> What you have to do:
From the first line through the line containing "- x-tick-label: 05 Mar: [161, 475, 167, 496]", write the lines out again with "candle-body" renamed to "bar-body" and everything else left unchanged.

━━ Given data ━━

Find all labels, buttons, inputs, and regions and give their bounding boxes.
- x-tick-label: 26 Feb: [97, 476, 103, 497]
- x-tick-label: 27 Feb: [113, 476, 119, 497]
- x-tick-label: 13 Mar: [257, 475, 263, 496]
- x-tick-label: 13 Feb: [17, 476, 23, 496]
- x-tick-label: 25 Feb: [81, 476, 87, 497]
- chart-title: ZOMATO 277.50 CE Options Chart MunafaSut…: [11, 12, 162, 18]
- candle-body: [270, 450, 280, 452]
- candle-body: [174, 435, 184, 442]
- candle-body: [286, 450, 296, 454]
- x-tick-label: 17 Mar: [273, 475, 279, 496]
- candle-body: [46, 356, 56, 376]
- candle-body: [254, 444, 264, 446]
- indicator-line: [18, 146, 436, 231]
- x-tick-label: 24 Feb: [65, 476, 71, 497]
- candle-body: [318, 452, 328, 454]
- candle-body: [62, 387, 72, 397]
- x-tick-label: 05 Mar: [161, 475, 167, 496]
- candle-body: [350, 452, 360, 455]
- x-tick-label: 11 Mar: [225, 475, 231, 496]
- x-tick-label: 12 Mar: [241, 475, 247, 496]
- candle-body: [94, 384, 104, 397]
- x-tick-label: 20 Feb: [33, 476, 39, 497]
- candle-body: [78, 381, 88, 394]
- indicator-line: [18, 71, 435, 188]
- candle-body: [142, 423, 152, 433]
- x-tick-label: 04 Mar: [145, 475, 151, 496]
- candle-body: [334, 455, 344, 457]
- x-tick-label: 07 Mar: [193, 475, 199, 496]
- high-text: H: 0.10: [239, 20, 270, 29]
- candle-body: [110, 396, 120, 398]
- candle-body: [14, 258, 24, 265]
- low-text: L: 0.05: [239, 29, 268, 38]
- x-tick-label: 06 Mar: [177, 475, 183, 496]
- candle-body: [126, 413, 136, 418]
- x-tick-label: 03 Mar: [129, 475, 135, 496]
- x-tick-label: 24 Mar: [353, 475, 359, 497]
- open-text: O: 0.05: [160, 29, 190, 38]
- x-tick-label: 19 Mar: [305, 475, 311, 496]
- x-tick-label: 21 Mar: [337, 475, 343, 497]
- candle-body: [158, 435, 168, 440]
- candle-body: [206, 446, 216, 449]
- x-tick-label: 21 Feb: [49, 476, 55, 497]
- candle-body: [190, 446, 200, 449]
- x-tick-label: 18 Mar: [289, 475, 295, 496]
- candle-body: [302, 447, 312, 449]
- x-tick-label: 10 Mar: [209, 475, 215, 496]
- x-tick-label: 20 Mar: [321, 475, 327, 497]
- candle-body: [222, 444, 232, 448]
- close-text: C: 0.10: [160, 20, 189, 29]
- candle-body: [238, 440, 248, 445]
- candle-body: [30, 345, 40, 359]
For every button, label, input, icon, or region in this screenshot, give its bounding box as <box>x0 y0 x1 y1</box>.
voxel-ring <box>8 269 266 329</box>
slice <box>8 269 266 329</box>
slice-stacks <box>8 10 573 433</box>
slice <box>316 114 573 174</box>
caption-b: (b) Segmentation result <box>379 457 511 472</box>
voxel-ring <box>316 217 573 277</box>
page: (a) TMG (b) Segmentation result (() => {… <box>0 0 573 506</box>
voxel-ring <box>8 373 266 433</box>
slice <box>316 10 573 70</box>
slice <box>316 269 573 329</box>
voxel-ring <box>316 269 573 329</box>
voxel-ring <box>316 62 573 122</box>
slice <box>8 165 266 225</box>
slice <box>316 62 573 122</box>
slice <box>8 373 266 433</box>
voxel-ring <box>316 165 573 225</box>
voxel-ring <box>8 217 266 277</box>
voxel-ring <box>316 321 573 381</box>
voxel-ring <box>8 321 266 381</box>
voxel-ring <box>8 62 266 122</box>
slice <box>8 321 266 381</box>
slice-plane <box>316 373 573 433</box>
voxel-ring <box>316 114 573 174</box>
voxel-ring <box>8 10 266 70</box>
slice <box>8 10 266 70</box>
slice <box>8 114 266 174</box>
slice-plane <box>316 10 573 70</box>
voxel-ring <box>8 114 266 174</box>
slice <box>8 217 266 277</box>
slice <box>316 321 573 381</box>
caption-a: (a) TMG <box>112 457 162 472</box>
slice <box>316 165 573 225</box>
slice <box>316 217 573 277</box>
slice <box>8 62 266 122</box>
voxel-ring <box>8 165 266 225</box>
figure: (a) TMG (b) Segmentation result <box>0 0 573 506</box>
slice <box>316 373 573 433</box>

━━━

> Complete output:
Find all labels, buttons, inputs, and regions and give their bounding boxes.
- x-tick-label: 26 Feb: [97, 476, 103, 497]
- x-tick-label: 27 Feb: [113, 476, 119, 497]
- x-tick-label: 13 Mar: [257, 475, 263, 496]
- x-tick-label: 13 Feb: [17, 476, 23, 496]
- x-tick-label: 25 Feb: [81, 476, 87, 497]
- chart-title: ZOMATO 277.50 CE Options Chart MunafaSut…: [11, 12, 162, 18]
- bar-body: [270, 450, 280, 452]
- bar-body: [174, 435, 184, 442]
- bar-body: [286, 450, 296, 454]
- x-tick-label: 17 Mar: [273, 475, 279, 496]
- bar-body: [46, 356, 56, 376]
- bar-body: [254, 444, 264, 446]
- indicator-line: [18, 146, 436, 231]
- x-tick-label: 24 Feb: [65, 476, 71, 497]
- bar-body: [318, 452, 328, 454]
- bar-body: [62, 387, 72, 397]
- x-tick-label: 05 Mar: [161, 475, 167, 496]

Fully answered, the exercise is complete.